#### WRITTEN TASK:
Report, as a bare number, how many lines of the material below contain the word "respond".

======== SUPPLIED ENTRIES

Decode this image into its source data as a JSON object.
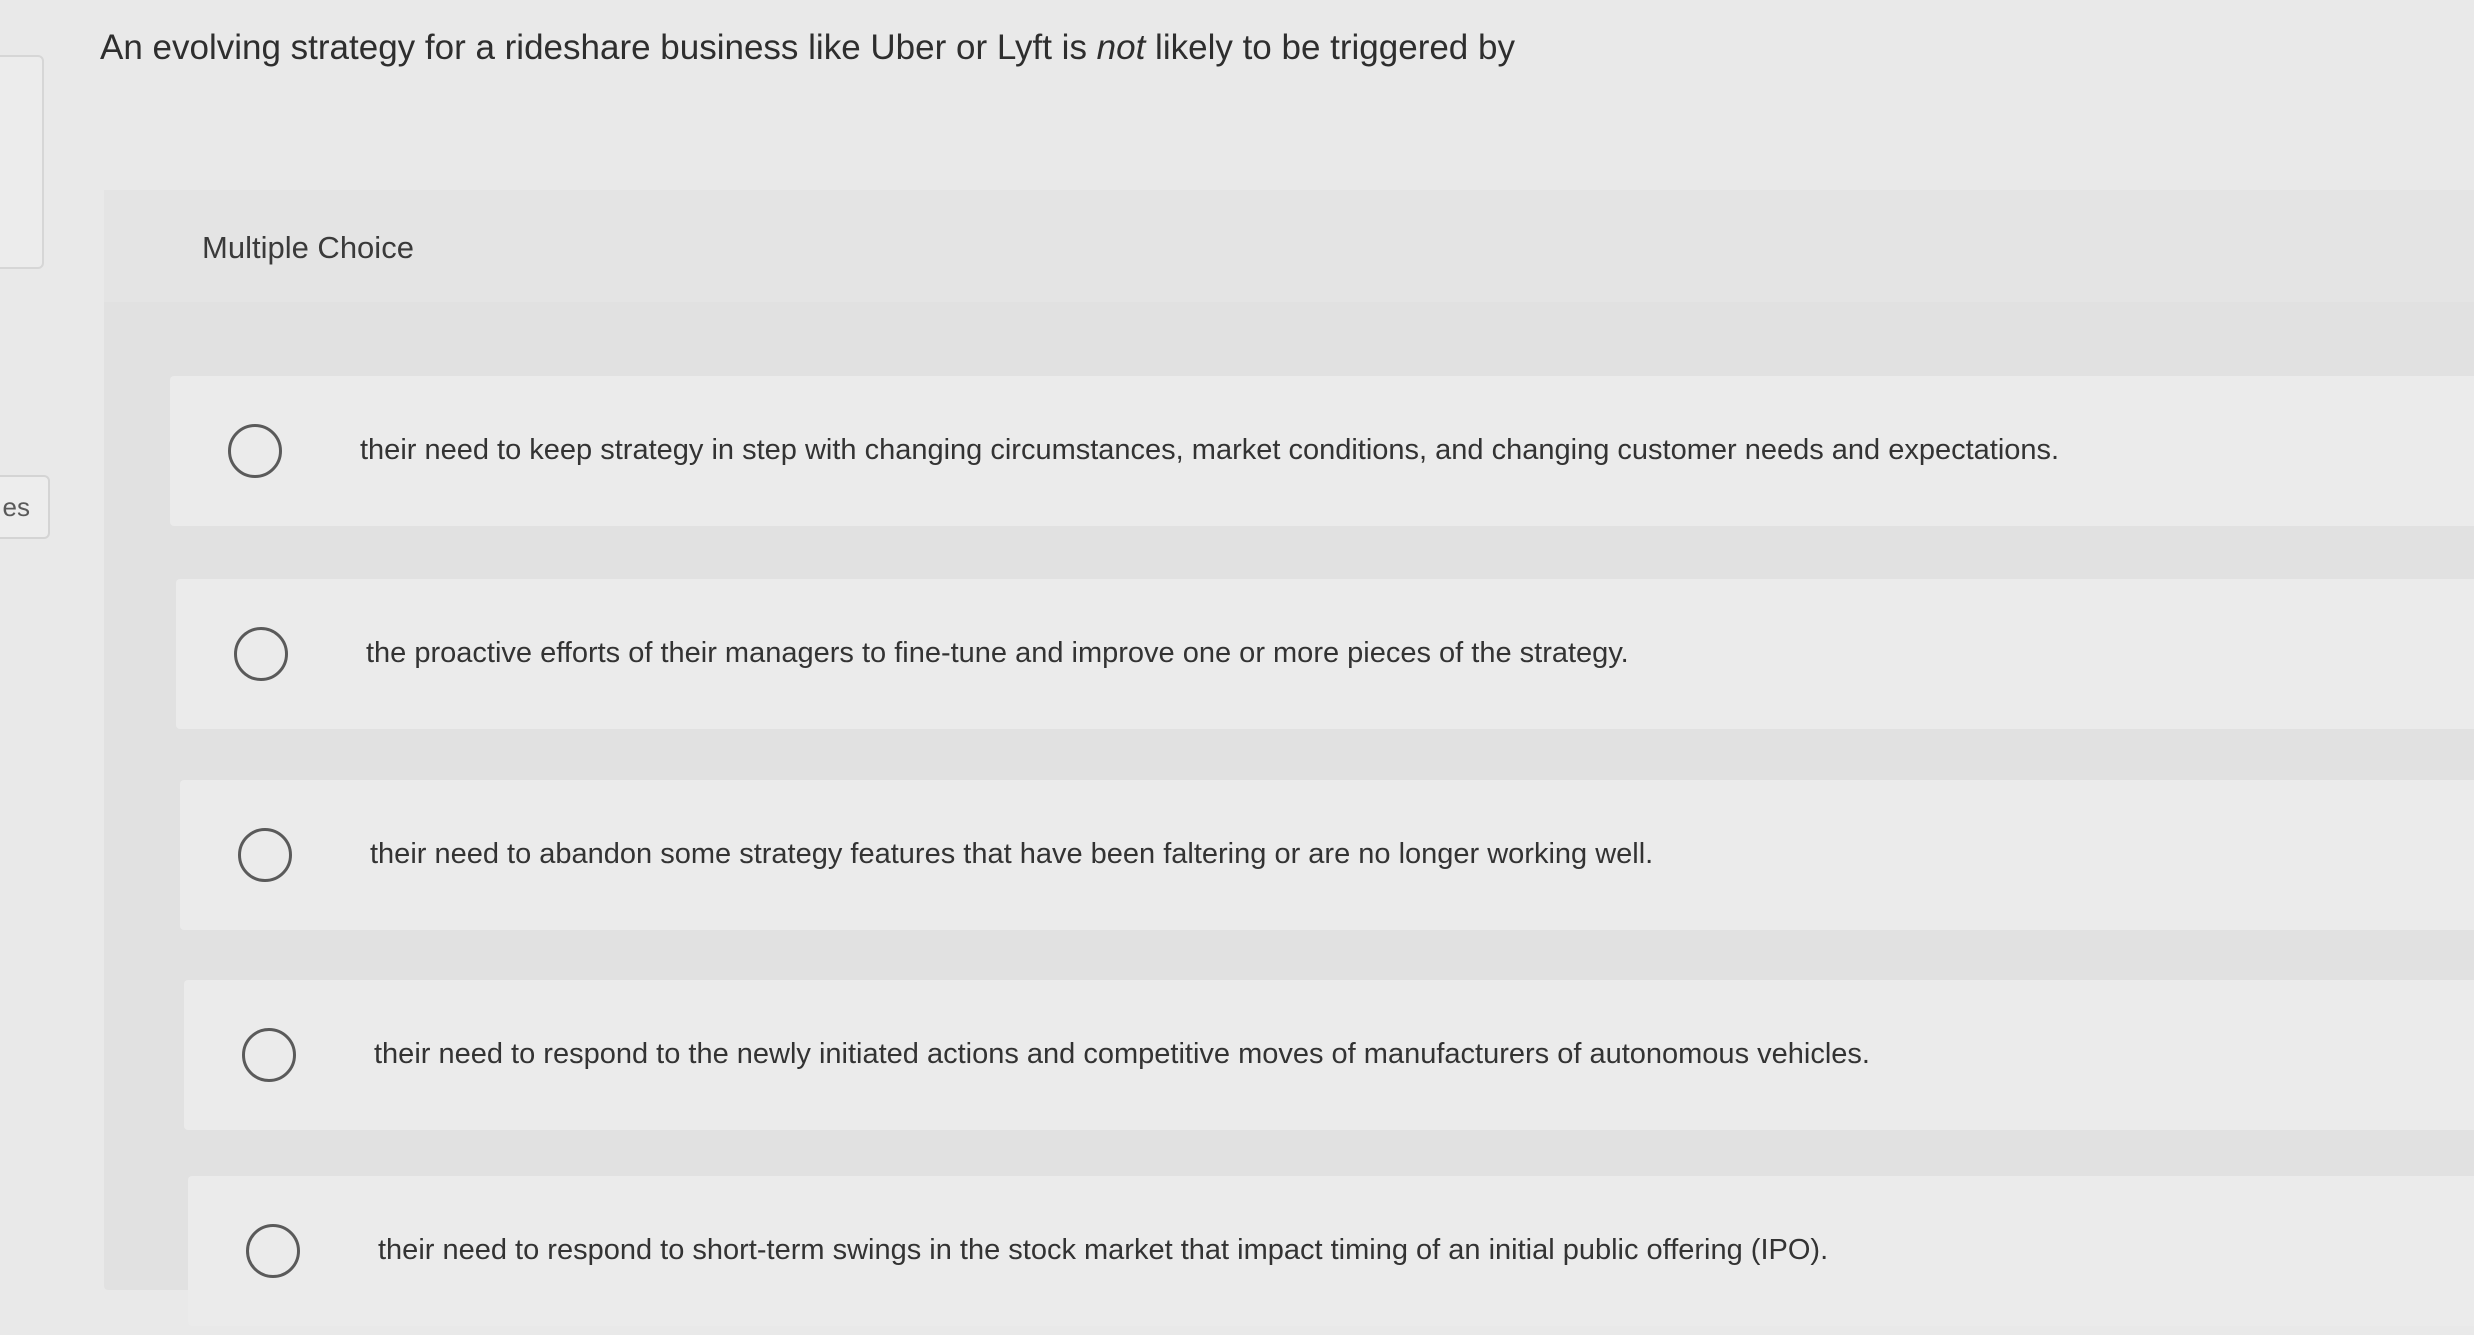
{
  "left_tab": {
    "label": "es"
  },
  "question": {
    "before": "An evolving strategy for a rideshare business like Uber or Lyft is ",
    "emphasis": "not",
    "after": " likely to be triggered by"
  },
  "panel": {
    "label": "Multiple Choice"
  },
  "options": [
    {
      "text": "their need to keep strategy in step with changing circumstances, market conditions, and changing customer needs and expectations."
    },
    {
      "text": "the proactive efforts of their managers to fine-tune and improve one or more pieces of the strategy."
    },
    {
      "text": "their need to abandon some strategy features that have been faltering or are no longer working well."
    },
    {
      "text": "their need to respond to the newly initiated actions and competitive moves of manufacturers of autonomous vehicles."
    },
    {
      "text": "their need to respond to short-term swings in the stock market that impact timing of an initial public offering (IPO)."
    }
  ]
}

================

#### TASK OUTPUT:
2